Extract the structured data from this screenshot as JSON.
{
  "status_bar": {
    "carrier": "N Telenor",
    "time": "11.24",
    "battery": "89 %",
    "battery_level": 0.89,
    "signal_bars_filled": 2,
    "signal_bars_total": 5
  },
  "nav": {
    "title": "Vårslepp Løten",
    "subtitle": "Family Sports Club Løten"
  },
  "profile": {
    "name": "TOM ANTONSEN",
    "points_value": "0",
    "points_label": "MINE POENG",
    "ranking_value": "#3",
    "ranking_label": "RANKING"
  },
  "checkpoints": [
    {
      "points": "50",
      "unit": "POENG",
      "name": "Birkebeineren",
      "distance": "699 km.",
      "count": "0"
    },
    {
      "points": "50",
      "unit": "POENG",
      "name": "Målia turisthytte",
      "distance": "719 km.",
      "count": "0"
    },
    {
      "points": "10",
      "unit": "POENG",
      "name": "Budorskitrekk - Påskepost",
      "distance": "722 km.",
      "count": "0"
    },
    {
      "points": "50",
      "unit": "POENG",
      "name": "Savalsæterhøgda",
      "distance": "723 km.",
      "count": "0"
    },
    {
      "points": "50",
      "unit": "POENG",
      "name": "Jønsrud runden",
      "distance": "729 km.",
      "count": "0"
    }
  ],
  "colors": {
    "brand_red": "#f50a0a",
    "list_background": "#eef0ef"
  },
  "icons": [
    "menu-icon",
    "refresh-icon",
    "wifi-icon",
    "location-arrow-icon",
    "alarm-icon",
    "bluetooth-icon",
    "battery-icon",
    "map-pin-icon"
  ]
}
-.-.-
** Exercise requirements **
Send back every record, precisely as written.

** Task solution **
Extract the structured data from this screenshot as JSON.
{
  "status_bar": {
    "carrier": "N Telenor",
    "time": "11.24",
    "battery": "89 %",
    "battery_level": 0.89,
    "signal_bars_filled": 2,
    "signal_bars_total": 5
  },
  "nav": {
    "title": "Vårslepp Løten",
    "subtitle": "Family Sports Club Løten"
  },
  "profile": {
    "name": "TOM ANTONSEN",
    "points_value": "0",
    "points_label": "MINE POENG",
    "ranking_value": "#3",
    "ranking_label": "RANKING"
  },
  "checkpoints": [
    {
      "points": "50",
      "unit": "POENG",
      "name": "Birkebeineren",
      "distance": "699 km.",
      "count": "0"
    },
    {
      "points": "50",
      "unit": "POENG",
      "name": "Målia turisthytte",
      "distance": "719 km.",
      "count": "0"
    },
    {
      "points": "10",
      "unit": "POENG",
      "name": "Budorskitrekk - Påskepost",
      "distance": "722 km.",
      "count": "0"
    },
    {
      "points": "50",
      "unit": "POENG",
      "name": "Savalsæterhøgda",
      "distance": "723 km.",
      "count": "0"
    },
    {
      "points": "50",
      "unit": "POENG",
      "name": "Jønsrud runden",
      "distance": "729 km.",
      "count": "0"
    }
  ],
  "colors": {
    "brand_red": "#f50a0a",
    "list_background": "#eef0ef"
  },
  "icons": [
    "menu-icon",
    "refresh-icon",
    "wifi-icon",
    "location-arrow-icon",
    "alarm-icon",
    "bluetooth-icon",
    "battery-icon",
    "map-pin-icon"
  ]
}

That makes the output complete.